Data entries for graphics
*****

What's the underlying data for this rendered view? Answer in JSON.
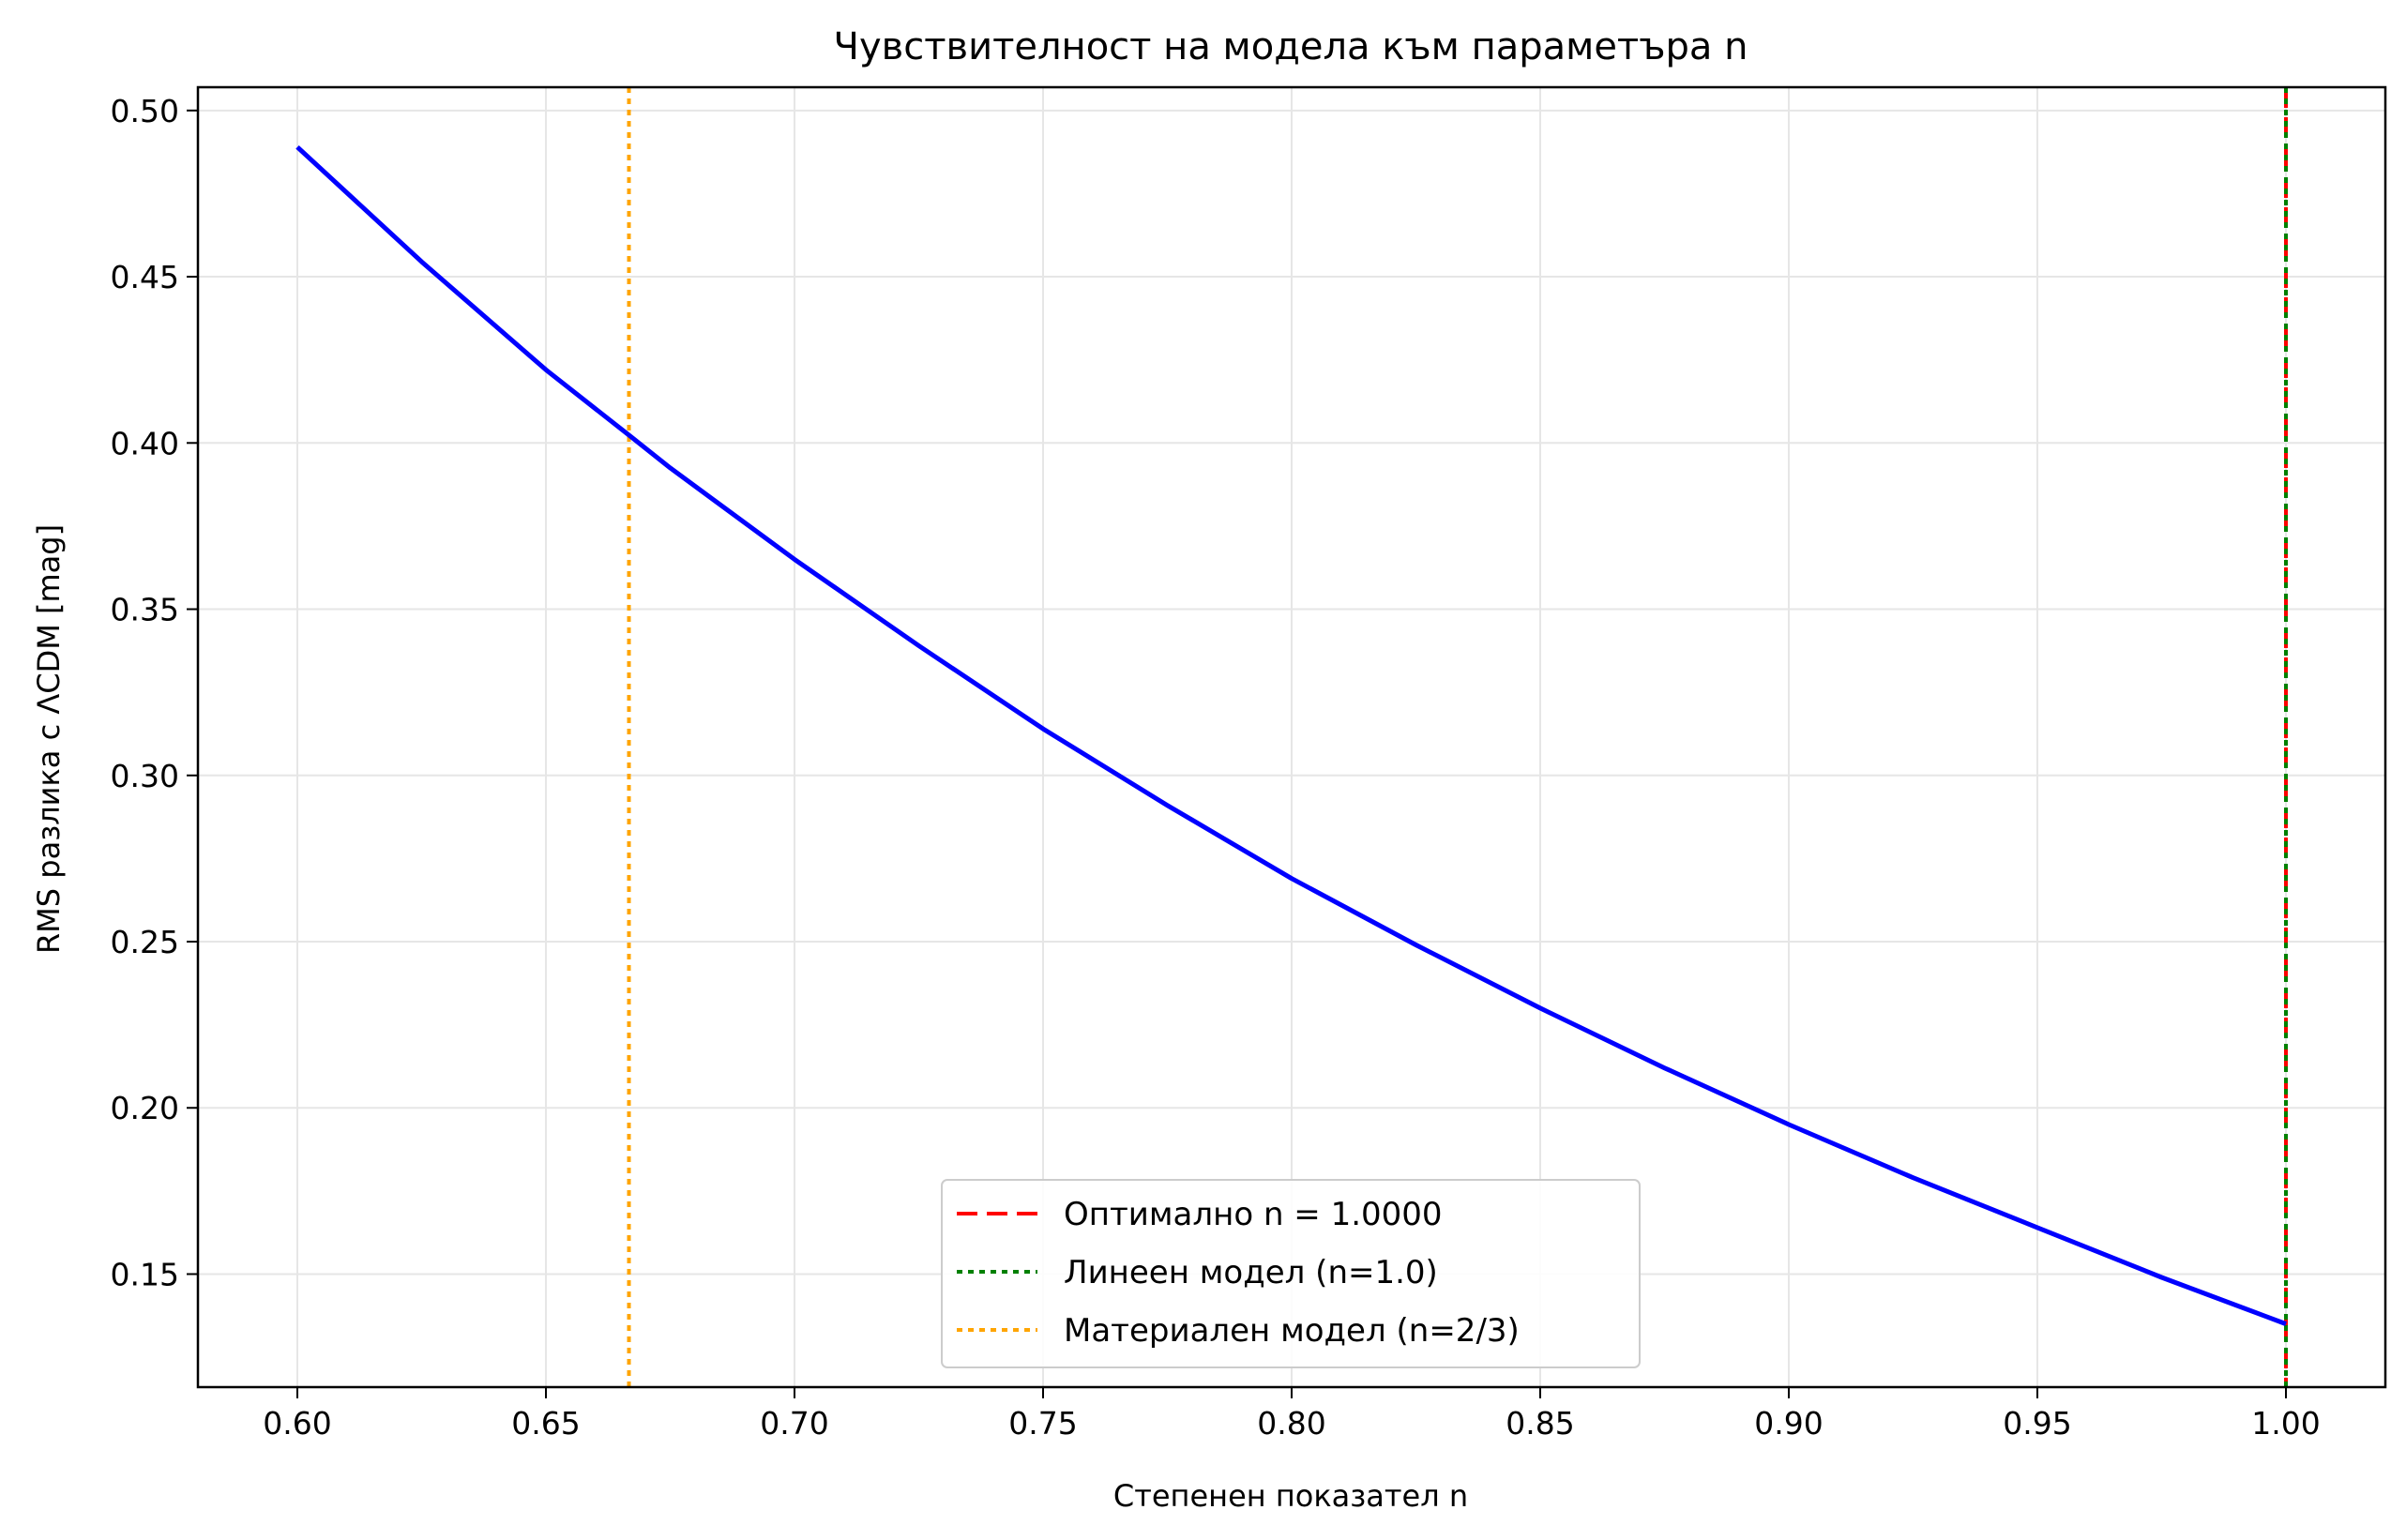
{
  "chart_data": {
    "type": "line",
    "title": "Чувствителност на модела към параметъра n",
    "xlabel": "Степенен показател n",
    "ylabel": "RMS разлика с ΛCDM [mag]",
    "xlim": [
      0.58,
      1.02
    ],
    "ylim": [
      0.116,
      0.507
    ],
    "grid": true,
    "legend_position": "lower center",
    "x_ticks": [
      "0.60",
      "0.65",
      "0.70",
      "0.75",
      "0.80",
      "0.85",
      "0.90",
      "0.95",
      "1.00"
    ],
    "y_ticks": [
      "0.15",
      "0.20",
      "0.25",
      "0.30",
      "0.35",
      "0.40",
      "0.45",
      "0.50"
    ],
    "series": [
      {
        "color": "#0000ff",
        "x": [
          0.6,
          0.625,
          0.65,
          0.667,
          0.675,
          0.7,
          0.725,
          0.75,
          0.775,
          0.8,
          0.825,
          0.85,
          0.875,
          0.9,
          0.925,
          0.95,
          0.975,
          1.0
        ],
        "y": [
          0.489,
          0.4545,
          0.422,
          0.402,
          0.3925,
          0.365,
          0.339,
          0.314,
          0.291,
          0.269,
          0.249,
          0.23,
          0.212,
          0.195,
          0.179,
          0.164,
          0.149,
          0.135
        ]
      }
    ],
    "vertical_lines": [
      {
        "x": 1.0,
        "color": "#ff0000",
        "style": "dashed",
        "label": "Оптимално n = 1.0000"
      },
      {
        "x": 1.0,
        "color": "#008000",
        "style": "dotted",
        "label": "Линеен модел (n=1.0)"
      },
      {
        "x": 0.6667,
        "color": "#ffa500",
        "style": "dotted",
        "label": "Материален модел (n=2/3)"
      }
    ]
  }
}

*****

- [Work instructions]: Return to the listing above and set it down exactly, leaving out its pictures.

- [Answer to this problem]:
What's the underlying data for this rendered view? Answer in JSON.
{
  "chart_data": {
    "type": "line",
    "title": "Чувствителност на модела към параметъра n",
    "xlabel": "Степенен показател n",
    "ylabel": "RMS разлика с ΛCDM [mag]",
    "xlim": [
      0.58,
      1.02
    ],
    "ylim": [
      0.116,
      0.507
    ],
    "grid": true,
    "legend_position": "lower center",
    "x_ticks": [
      "0.60",
      "0.65",
      "0.70",
      "0.75",
      "0.80",
      "0.85",
      "0.90",
      "0.95",
      "1.00"
    ],
    "y_ticks": [
      "0.15",
      "0.20",
      "0.25",
      "0.30",
      "0.35",
      "0.40",
      "0.45",
      "0.50"
    ],
    "series": [
      {
        "color": "#0000ff",
        "x": [
          0.6,
          0.625,
          0.65,
          0.667,
          0.675,
          0.7,
          0.725,
          0.75,
          0.775,
          0.8,
          0.825,
          0.85,
          0.875,
          0.9,
          0.925,
          0.95,
          0.975,
          1.0
        ],
        "y": [
          0.489,
          0.4545,
          0.422,
          0.402,
          0.3925,
          0.365,
          0.339,
          0.314,
          0.291,
          0.269,
          0.249,
          0.23,
          0.212,
          0.195,
          0.179,
          0.164,
          0.149,
          0.135
        ]
      }
    ],
    "vertical_lines": [
      {
        "x": 1.0,
        "color": "#ff0000",
        "style": "dashed",
        "label": "Оптимално n = 1.0000"
      },
      {
        "x": 1.0,
        "color": "#008000",
        "style": "dotted",
        "label": "Линеен модел (n=1.0)"
      },
      {
        "x": 0.6667,
        "color": "#ffa500",
        "style": "dotted",
        "label": "Материален модел (n=2/3)"
      }
    ]
  }
}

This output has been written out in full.